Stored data
***
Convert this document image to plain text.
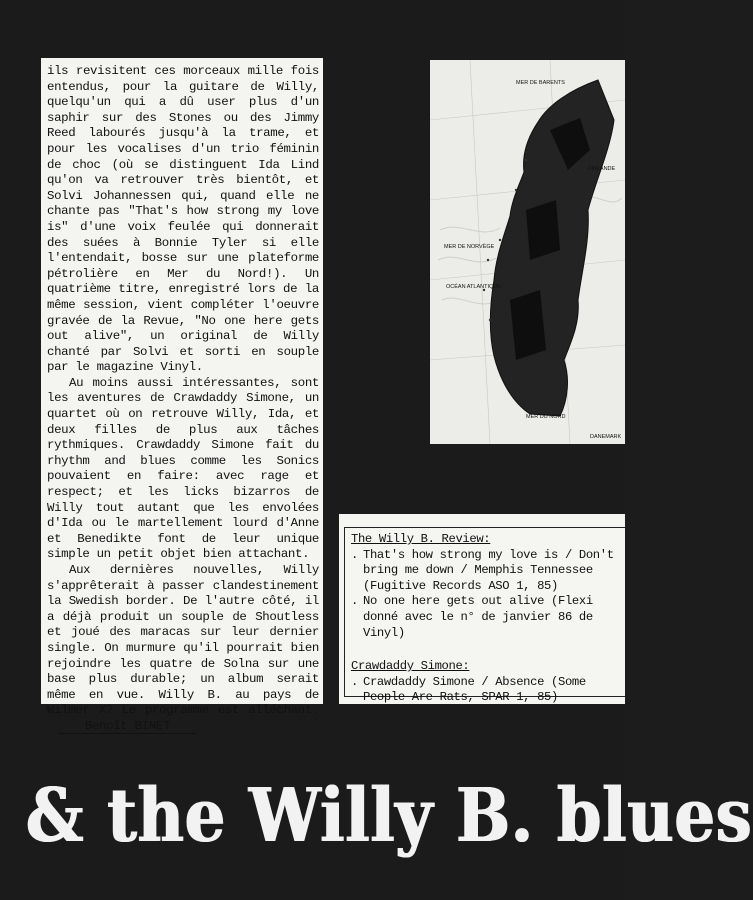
ils revisitent ces morceaux mille fois entendus, pour la guitare de Willy, quelqu'un qui a dû user plus d'un saphir sur des Stones ou des Jimmy Reed labourés jusqu'à la trame, et pour les vocalises d'un trio féminin de choc (où se distinguent Ida Lind qu'on va retrouver très bientôt, et Solvi Johannessen qui, quand elle ne chante pas "That's how strong my love is" d'une voix feulée qui donnerait des suées à Bonnie Tyler si elle l'entendait, bosse sur une plateforme pétrolière en Mer du Nord!). Un quatrième titre, enregistré lors de la même session, vient compléter l'oeuvre gravée de la Revue, "No one here gets out alive", un original de Willy chanté par Solvi et sorti en souple par le magazine Vinyl.

Au moins aussi intéressantes, sont les aventures de Crawdaddy Simone, un quartet où on retrouve Willy, Ida, et deux filles de plus aux tâches rythmiques. Crawdaddy Simone fait du rhythm and blues comme les Sonics pouvaient en faire: avec rage et respect; et les licks bizarros de Willy tout autant que les envolées d'Ida ou le martellement lourd d'Anne et Benedikte font de leur unique simple un petit objet bien attachant.

Aux dernières nouvelles, Willy s'apprêterait à passer clandestinement la Swedish border. De l'autre côté, il a déjà produit un souple de Shoutless et joué des maracas sur leur dernier single. On murmure qu'il pourrait bien rejoindre les quatre de Solna sur une base plus durable; un album serait même en vue. Willy B. au pays de Wilmer X? Le programme est alléchant.Benoît BINET

MER DE BARENTS
FINLANDE
MER DE NORVÈGE
OCÉAN ATLANTIQUE
MER DU NORD
DANEMARK
The Willy B. Review:
. That's how strong my love is / Don't bring me down / Memphis Tennessee (Fugitive Records ASO 1, 85)
. No one here gets out alive (Flexi donné avec le n° de janvier 86 de Vinyl)
Crawdaddy Simone:
. Crawdaddy Simone / Absence (Some People Are Rats, SPAR 1, 85)
& the Willy B. blues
***
TASK GOAL
Give every line of the material that includes the string "plus".

REPLY
ils revisitent ces morceaux mille fois entendus, pour la guitare de Willy, quelqu'un qui a dû user plus d'un saphir sur des Stones ou des Jimmy Reed labourés jusqu'à la trame, et pour les vocalises d'un trio féminin de choc (où se distinguent Ida Lind qu'on va retrouver très bientôt, et Solvi Johannessen qui, quand elle ne chante pas "That's how strong my love is" d'une voix feulée qui donnerait des suées à Bonnie Tyler si elle l'entendait, bosse sur une plateforme pétrolière en Mer du Nord!). Un quatrième titre, enregistré lors de la même session, vient compléter l'oeuvre gravée de la Revue, "No one here gets out alive", un original de Willy chanté par Solvi et sorti en souple par le magazine Vinyl.
Au moins aussi intéressantes, sont les aventures de Crawdaddy Simone, un quartet où on retrouve Willy, Ida, et deux filles de plus aux tâches rythmiques. Crawdaddy Simone fait du rhythm and blues comme les Sonics pouvaient en faire: avec rage et respect; et les licks bizarros de Willy tout autant que les envolées d'Ida ou le martellement lourd d'Anne et Benedikte font de leur unique simple un petit objet bien attachant.
Aux dernières nouvelles, Willy s'apprêterait à passer clandestinement la Swedish border. De l'autre côté, il a déjà produit un souple de Shoutless et joué des maracas sur leur dernier single. On murmure qu'il pourrait bien rejoindre les quatre de Solna sur une base plus durable; un album serait même en vue. Willy B. au pays de Wilmer X? Le programme est alléchant.Benoît BINET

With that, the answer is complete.